» SOURCE TEXT
Large bowel obstructions distal to the cecum commonly present with proximal colonic dilation, placing the cecum at highest risk for perforation. Possible etiologies of large bowel obstructions include carcinoma, volvulus, fecal impaction, diverticulosis, inflammatory bowel disease, radiation enteritis, or pseudoobstruction . Rarely, reports of pancreatitis result in a closed loop colon obstruction with cecal perforation have been published . The presence of cecal perforation in a previously healthy individual must elicit a suspicion for distal colonic obstruction, especially secondary to carcinoma.
Pancreatic carcinomas lay latent for long periods of time before symptoms develop, determined by tumor location in the pancreas. Carcinomas of the head or uncinate process can cause bile duct, pancreatic duct, or duodenal obstruction. Patients may present with weight loss, painless jaundice, pancreatitis, nausea and vomiting from gastric outlet obstruction, steatorrhea, or back pain. Conversely, tumors of the neck, body, and tail of the pancreas usually do not result in jaundice or gastric outlet obstruction. Often, a mass at this location may only produce vague abdominal pain; new onset diabetes mellitus may be the only symptom of an occult carcinoma .
To our knowledge, pancreatic carcinoma initially presenting with local colon invasion, large bowel obstruction, and resultant cecal perforation has not been previously reported. Recent research has focused on the molecular basis for pancreatic carcinoma's aggressive local and systemic spread. Enhanced expression of the cell surface adhesion molecules such as ICAM and VCAM has been demonstrated in pancreatic cancer . Additionally, matrix metalloproteases (MMPs) are transmembrane proteins thought to have significant proteolytic activity on connective tissue in pancreatic carcinoma metastasis .

» STUDY MATERIAL
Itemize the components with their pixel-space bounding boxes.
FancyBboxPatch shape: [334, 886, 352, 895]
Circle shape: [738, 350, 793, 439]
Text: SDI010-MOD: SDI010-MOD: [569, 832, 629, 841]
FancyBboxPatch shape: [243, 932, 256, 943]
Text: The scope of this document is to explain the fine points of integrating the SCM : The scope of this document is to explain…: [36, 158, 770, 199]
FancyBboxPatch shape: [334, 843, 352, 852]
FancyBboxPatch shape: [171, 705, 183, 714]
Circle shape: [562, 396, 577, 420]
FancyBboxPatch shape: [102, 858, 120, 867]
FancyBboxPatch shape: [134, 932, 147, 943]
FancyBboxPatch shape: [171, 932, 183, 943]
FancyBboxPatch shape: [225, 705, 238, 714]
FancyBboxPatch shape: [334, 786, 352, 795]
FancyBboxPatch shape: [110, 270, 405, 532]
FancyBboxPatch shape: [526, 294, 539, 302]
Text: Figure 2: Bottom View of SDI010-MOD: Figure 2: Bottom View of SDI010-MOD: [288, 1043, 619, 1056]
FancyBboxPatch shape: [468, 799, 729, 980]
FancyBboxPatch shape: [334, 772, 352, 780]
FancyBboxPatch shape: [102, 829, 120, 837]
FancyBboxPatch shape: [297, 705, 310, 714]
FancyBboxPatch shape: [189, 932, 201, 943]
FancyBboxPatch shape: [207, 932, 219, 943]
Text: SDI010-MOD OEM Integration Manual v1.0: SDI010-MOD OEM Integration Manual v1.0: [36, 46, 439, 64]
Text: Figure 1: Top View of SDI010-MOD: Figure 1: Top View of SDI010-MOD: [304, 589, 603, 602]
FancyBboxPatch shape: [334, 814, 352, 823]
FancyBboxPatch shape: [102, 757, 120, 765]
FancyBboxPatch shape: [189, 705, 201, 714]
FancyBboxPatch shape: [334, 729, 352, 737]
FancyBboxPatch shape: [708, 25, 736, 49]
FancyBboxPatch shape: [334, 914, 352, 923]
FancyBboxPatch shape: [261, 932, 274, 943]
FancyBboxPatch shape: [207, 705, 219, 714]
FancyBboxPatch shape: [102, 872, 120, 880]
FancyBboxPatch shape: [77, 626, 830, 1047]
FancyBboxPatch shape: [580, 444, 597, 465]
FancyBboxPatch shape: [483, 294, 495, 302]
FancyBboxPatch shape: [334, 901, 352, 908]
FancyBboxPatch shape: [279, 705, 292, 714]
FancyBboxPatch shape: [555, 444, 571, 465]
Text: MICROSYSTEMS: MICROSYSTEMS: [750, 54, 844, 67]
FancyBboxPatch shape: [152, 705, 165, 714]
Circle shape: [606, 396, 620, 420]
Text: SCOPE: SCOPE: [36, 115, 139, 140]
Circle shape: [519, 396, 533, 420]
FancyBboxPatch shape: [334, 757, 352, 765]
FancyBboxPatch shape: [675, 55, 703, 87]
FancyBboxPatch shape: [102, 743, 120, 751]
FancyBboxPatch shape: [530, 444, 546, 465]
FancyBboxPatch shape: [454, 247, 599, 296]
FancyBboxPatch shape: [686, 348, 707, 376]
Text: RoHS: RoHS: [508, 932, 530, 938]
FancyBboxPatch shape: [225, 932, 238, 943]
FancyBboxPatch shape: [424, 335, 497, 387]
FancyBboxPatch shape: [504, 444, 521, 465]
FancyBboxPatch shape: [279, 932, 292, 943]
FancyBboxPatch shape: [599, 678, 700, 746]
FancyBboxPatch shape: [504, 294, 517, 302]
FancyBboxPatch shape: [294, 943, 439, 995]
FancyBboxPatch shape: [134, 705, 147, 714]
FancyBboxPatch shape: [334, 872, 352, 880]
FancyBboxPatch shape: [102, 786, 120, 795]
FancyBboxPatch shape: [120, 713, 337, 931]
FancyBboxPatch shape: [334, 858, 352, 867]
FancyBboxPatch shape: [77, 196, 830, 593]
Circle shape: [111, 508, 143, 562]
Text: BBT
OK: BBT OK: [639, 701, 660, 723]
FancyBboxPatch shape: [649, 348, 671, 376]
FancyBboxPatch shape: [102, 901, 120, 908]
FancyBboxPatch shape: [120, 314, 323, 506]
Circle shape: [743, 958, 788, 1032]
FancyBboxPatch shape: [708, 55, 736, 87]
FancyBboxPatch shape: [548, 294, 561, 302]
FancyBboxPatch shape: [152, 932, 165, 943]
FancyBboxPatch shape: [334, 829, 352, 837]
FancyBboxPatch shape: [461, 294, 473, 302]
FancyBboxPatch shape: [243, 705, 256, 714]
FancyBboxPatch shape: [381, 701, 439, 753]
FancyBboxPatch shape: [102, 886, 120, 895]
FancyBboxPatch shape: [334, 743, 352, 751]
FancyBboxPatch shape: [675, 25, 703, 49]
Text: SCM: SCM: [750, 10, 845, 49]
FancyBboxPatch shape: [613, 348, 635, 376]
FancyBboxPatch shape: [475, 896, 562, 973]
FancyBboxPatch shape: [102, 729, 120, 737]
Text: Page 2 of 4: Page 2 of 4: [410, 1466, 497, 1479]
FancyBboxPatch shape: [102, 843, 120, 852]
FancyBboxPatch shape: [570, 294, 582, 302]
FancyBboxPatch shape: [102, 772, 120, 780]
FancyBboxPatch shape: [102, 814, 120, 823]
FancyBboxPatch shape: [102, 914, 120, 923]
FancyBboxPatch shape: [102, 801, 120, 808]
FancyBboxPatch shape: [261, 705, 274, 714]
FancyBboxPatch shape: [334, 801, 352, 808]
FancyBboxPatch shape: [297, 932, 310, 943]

» WHAT YOU SHOULD DO
Revise the source text starting at "Pancreatic carcinomas lay" and ending at "occult carcinoma .", changing "jaundice" to "icterus". The entries above come from a different source than the text.

» EXERCISE OUTPUT
Pancreatic carcinomas lay latent for long periods of time before symptoms develop, determined by tumor location in the pancreas. Carcinomas of the head or uncinate process can cause bile duct, pancreatic duct, or duodenal obstruction. Patients may present with weight loss, painless icterus, pancreatitis, nausea and vomiting from gastric outlet obstruction, steatorrhea, or back pain. Conversely, tumors of the neck, body, and tail of the pancreas usually do not result in icterus or gastric outlet obstruction. Often, a mass at this location may only produce vague abdominal pain; new onset diabetes mellitus may be the only symptom of an occult carcinoma .